» Written problem
Please echo the lines of the records below exactly as they appear, one after another.

» Source records
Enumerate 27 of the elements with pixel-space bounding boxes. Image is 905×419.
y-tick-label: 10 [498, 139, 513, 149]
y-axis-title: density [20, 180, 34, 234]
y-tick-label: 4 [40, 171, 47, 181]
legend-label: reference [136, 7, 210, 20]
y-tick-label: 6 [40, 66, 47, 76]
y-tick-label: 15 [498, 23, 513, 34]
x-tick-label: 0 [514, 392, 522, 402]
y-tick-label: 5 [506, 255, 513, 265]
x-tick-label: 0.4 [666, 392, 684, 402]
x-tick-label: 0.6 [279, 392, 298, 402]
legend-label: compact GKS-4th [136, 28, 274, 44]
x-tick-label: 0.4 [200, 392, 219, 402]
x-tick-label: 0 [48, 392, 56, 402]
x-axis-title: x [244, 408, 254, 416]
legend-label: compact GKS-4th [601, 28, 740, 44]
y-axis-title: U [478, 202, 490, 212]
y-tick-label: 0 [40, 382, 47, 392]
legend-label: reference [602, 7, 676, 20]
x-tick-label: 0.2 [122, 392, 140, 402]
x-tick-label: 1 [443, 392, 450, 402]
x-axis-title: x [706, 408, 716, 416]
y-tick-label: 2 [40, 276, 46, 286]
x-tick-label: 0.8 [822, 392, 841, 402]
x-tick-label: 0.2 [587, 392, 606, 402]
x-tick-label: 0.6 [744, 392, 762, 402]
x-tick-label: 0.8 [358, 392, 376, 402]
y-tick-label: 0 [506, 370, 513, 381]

» Finished exercise
Enumerate 27 of the elements with pixel-space bounding boxes. Image is 905×419.
y-tick-label: 10 [498, 139, 513, 149]
y-axis-title: density [20, 180, 34, 234]
y-tick-label: 4 [40, 171, 47, 181]
legend-label: reference [136, 7, 210, 20]
y-tick-label: 6 [40, 66, 47, 76]
y-tick-label: 15 [498, 23, 513, 34]
x-tick-label: 0 [514, 392, 522, 402]
y-tick-label: 5 [506, 255, 513, 265]
x-tick-label: 0.4 [666, 392, 684, 402]
x-tick-label: 0.6 [279, 392, 298, 402]
legend-label: compact GKS-4th [136, 28, 274, 44]
x-tick-label: 0.4 [200, 392, 219, 402]
x-tick-label: 0 [48, 392, 56, 402]
x-axis-title: x [244, 408, 254, 416]
legend-label: compact GKS-4th [601, 28, 740, 44]
y-axis-title: U [478, 202, 490, 212]
y-tick-label: 0 [40, 382, 47, 392]
legend-label: reference [602, 7, 676, 20]
x-tick-label: 0.2 [122, 392, 140, 402]
x-tick-label: 1 [443, 392, 450, 402]
x-axis-title: x [706, 408, 716, 416]
y-tick-label: 2 [40, 276, 46, 286]
x-tick-label: 0.8 [822, 392, 841, 402]
x-tick-label: 0.2 [587, 392, 606, 402]
x-tick-label: 0.6 [744, 392, 762, 402]
x-tick-label: 0.8 [358, 392, 376, 402]
y-tick-label: 0 [506, 370, 513, 381]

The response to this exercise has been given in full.